Entries from a page text dataset:
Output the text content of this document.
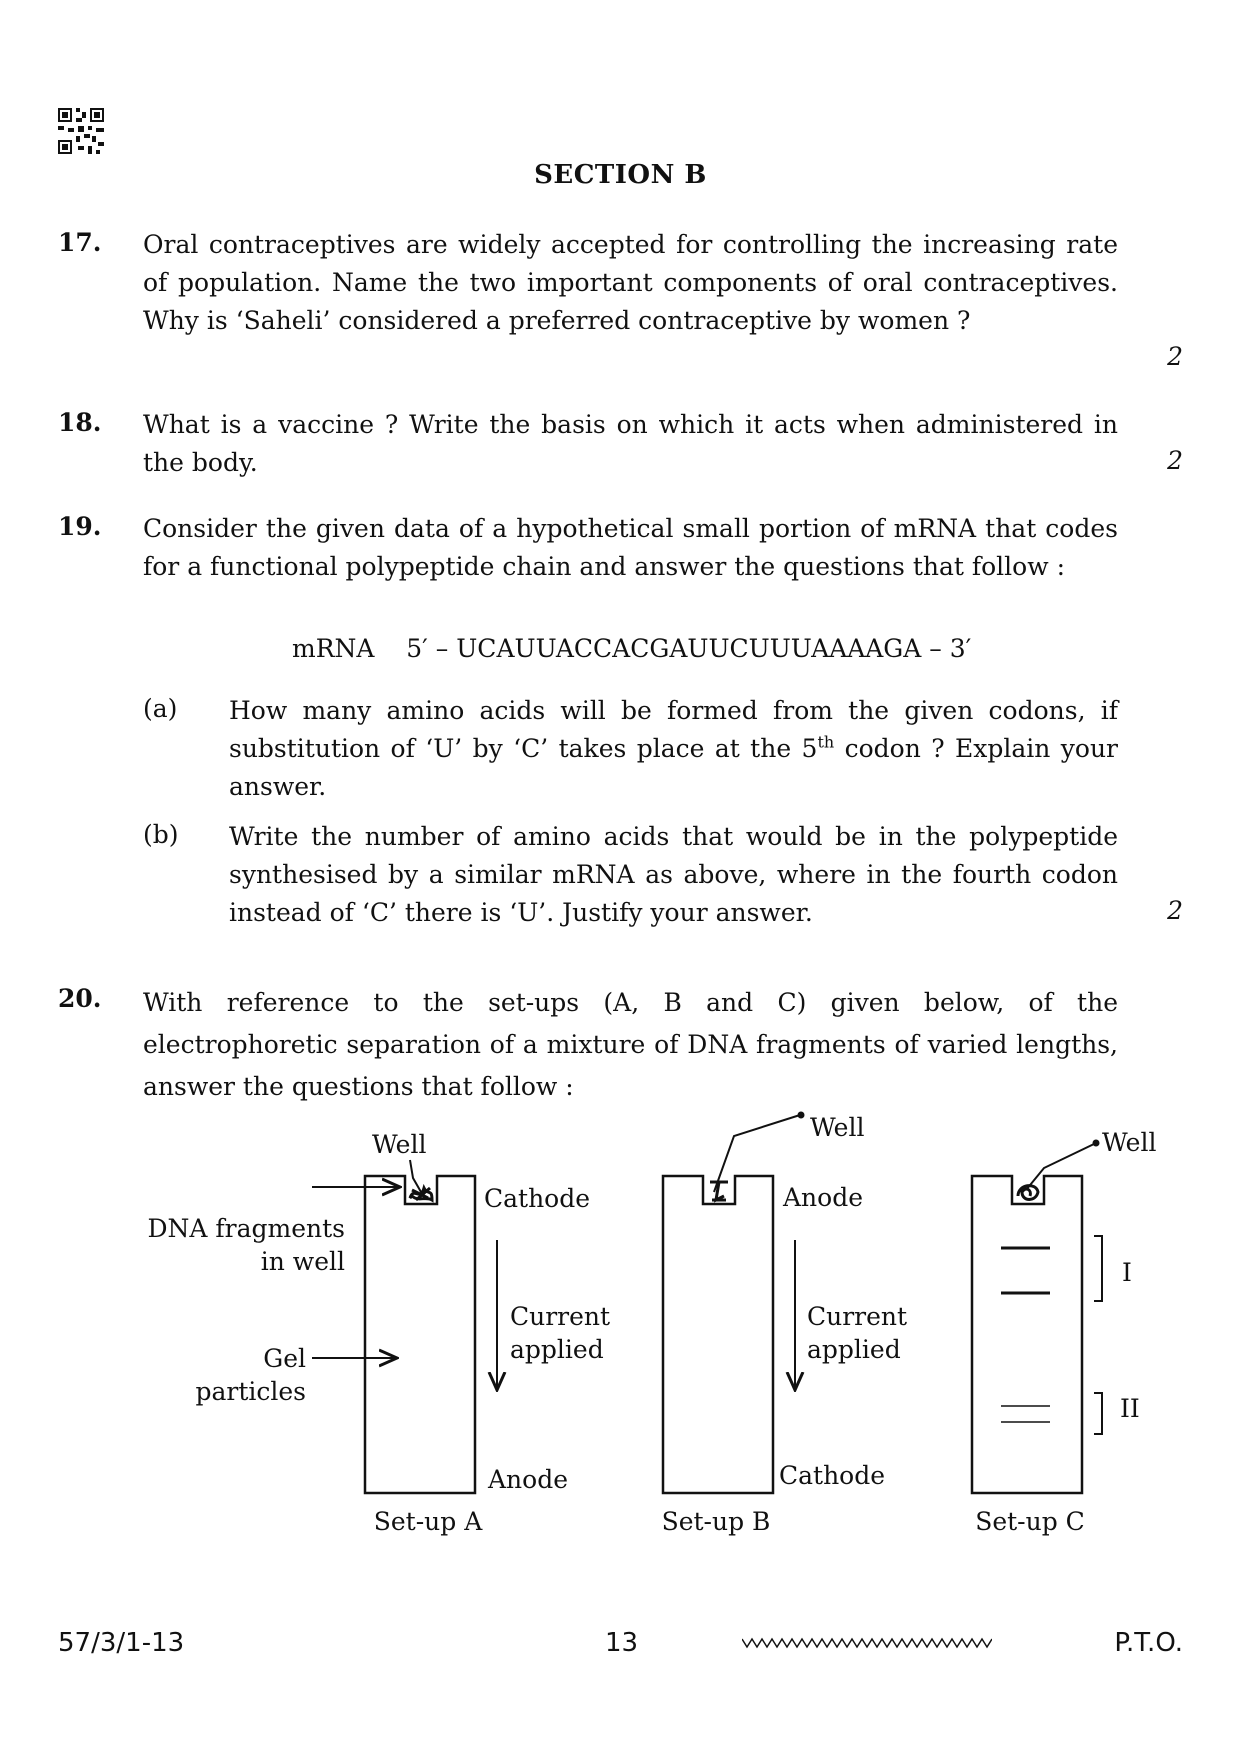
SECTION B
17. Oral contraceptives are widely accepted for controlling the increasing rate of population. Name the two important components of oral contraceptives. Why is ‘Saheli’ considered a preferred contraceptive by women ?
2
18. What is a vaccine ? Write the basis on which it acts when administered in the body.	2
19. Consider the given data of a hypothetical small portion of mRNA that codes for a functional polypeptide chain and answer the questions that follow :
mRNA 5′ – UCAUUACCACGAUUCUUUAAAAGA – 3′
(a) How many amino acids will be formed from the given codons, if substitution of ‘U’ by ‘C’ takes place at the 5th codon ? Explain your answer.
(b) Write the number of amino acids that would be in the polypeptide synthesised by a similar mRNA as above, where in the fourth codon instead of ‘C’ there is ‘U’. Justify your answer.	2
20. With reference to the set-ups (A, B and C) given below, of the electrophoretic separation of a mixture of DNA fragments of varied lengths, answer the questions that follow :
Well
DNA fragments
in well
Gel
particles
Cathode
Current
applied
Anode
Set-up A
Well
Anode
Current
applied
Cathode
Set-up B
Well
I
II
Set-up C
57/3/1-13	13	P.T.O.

◆ PROBLEM STATEMENT ◆
Could you restate every record above word for word, leaving the pictures out?

◆ REPLY ◆
Output the text content of this document.
SECTION B
17. Oral contraceptives are widely accepted for controlling the increasing rate of population. Name the two important components of oral contraceptives. Why is ‘Saheli’ considered a preferred contraceptive by women ?
2
18. What is a vaccine ? Write the basis on which it acts when administered in the body.	2
19. Consider the given data of a hypothetical small portion of mRNA that codes for a functional polypeptide chain and answer the questions that follow :
mRNA 5′ – UCAUUACCACGAUUCUUUAAAAGA – 3′
(a) How many amino acids will be formed from the given codons, if substitution of ‘U’ by ‘C’ takes place at the 5th codon ? Explain your answer.
(b) Write the number of amino acids that would be in the polypeptide synthesised by a similar mRNA as above, where in the fourth codon instead of ‘C’ there is ‘U’. Justify your answer.	2
20. With reference to the set-ups (A, B and C) given below, of the electrophoretic separation of a mixture of DNA fragments of varied lengths, answer the questions that follow :
Well
DNA fragments
in well
Gel
particles
Cathode
Current
applied
Anode
Set-up A
Well
Anode
Current
applied
Cathode
Set-up B
Well
I
II
Set-up C
57/3/1-13	13	P.T.O.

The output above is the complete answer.